● Text passage
Confidence Interval – The Data Story Guide

A range of values, calculated from the sample observations, that are believed, with a particular probability, to contain the true parameter values. A 95% confidence interval, for example, implies that was the estimation process repeated again and again, then 95% of the calculated intervals could be expected to contain the true parameter value. Note that the stated probability level refers to the properties of the interval and not to the parameter itself which is not considered a random variable (B. S. Everitt (2002): The Cambridge Dictionary of Statistics, Second Edition, Cambridge.)

Computation

The standard formula for computing a confidence interval takes as inputs:

The statistic that has been estimated in the sample.
The standard error of that statistic.
The desired confidence level. Typically a 95% confidence level is used.
An assumption about the distribution of the statistic (e.g., that it is normal).

The assumption of normality is almost always made and it is often a sensible assumption in survey research due to the various generalizations of the Central Limits Theorem. The problematic aspect of the calculation of the confidence intervals relates to the computation of the standard error, where many researchers routinely apply incorrect formulas (in particular, it is commonplace to assume a simple random sample even in situations where this is unambiguously not the case (such as when weighting has been applied).

Example

If the average in a sample is 5.9, the standard error is 0.189763619, a 95% level of confidence is sought, then the 95% confidence interval is:

95\%CI=5.9\pm 1.96\times 0.189763619=5.9\pm 0.3=[5.6,6.2]

where 1.96 is computed from the normal distribution (e.g., in Excel, where 0.95 represents the desired confidence level, the formula is =NORMSINV(1-(1-0.95)/2)).

Also known as:

Confidence Band
Confidence Bounds
Confidence Limits

(Box annotation data)
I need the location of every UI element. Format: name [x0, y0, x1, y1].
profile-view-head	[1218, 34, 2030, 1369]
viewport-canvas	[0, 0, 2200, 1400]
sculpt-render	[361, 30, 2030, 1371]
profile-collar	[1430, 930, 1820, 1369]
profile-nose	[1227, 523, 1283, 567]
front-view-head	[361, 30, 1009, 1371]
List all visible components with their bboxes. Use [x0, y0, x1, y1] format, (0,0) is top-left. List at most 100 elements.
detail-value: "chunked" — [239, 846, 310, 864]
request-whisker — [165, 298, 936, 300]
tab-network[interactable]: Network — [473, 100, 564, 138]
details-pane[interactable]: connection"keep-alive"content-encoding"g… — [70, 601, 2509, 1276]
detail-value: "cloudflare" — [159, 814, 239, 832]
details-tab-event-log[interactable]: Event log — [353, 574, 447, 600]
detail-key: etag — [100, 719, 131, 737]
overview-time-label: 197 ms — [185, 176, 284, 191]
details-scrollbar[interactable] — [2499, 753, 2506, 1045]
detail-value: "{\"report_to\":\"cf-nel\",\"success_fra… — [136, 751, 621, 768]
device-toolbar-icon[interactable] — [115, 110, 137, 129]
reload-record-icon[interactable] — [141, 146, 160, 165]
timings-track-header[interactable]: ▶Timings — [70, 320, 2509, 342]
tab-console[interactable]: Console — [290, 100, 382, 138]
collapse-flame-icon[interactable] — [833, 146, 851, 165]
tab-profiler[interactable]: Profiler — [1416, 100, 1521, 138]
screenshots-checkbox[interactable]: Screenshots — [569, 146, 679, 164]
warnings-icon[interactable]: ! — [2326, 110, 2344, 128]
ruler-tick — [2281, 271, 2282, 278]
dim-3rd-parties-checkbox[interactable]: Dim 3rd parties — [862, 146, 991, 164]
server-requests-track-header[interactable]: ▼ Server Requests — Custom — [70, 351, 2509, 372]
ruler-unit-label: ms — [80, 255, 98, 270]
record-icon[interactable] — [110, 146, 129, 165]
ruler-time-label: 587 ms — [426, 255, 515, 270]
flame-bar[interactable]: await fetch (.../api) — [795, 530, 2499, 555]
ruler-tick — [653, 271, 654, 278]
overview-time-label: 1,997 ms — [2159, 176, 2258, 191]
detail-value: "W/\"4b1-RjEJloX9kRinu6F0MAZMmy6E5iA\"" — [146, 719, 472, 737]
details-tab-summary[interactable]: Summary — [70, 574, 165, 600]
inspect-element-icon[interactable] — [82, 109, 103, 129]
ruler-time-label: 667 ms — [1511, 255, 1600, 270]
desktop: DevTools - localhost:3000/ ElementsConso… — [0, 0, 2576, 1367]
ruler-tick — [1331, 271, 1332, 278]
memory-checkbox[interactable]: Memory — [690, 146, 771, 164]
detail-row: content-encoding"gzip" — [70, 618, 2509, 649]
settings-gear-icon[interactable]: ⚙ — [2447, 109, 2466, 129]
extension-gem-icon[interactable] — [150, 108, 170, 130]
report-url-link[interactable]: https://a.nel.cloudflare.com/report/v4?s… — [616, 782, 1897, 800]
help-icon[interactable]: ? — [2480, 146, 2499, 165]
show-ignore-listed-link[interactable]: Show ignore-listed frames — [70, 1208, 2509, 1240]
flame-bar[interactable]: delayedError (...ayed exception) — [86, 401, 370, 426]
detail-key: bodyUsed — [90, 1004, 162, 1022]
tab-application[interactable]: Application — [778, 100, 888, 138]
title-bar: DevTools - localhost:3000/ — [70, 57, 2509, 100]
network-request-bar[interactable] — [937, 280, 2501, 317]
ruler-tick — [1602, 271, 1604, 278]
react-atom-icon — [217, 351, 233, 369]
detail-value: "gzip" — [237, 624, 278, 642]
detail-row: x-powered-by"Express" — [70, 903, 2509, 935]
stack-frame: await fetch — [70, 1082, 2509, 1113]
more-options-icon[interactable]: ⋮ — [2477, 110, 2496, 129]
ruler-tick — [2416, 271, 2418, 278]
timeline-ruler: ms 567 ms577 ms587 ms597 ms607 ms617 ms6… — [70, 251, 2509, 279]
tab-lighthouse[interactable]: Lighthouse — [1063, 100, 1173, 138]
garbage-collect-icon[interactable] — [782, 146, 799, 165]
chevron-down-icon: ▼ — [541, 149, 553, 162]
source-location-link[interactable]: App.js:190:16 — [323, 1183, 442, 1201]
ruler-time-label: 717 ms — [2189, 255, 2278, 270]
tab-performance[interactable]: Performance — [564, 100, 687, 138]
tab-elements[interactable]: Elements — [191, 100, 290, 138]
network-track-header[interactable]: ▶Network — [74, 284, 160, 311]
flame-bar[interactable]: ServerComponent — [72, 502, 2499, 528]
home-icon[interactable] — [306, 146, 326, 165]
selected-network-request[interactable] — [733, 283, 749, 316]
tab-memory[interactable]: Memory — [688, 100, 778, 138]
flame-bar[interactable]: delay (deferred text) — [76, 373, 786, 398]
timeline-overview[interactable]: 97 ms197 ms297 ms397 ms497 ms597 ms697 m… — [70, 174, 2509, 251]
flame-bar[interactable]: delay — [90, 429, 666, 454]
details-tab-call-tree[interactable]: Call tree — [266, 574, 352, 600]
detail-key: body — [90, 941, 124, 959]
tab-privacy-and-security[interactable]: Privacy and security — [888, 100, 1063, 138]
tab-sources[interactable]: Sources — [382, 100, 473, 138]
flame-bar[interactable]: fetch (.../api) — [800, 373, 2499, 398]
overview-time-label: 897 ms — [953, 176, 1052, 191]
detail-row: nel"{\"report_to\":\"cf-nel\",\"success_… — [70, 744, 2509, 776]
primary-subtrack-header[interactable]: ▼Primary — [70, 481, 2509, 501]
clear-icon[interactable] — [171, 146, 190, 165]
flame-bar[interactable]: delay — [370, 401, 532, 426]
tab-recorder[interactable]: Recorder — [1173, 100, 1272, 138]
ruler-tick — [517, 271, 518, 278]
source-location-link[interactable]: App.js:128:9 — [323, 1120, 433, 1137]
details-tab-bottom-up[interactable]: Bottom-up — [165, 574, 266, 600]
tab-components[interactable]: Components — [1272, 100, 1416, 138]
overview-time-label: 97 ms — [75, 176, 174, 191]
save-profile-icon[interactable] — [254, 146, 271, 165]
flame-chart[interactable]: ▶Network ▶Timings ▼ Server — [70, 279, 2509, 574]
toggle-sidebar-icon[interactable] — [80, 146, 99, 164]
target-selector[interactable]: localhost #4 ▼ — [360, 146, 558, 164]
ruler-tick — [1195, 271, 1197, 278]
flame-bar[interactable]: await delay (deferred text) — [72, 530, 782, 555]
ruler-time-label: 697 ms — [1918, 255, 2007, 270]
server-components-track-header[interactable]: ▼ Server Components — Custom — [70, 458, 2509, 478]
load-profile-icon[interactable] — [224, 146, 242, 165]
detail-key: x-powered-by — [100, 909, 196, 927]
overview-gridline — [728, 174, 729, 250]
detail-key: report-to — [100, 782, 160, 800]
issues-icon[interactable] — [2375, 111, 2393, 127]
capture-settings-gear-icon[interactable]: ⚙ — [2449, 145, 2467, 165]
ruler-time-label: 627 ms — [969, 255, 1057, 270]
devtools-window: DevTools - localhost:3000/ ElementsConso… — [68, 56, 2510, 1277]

● Exercise prompt
According to the confidence interval text, why is the assumption of normality often a sensible one in survey research?

● Reply to the task
The assumption of normality is often sensible in survey research because of the various generalizations of the Central Limit Theorem.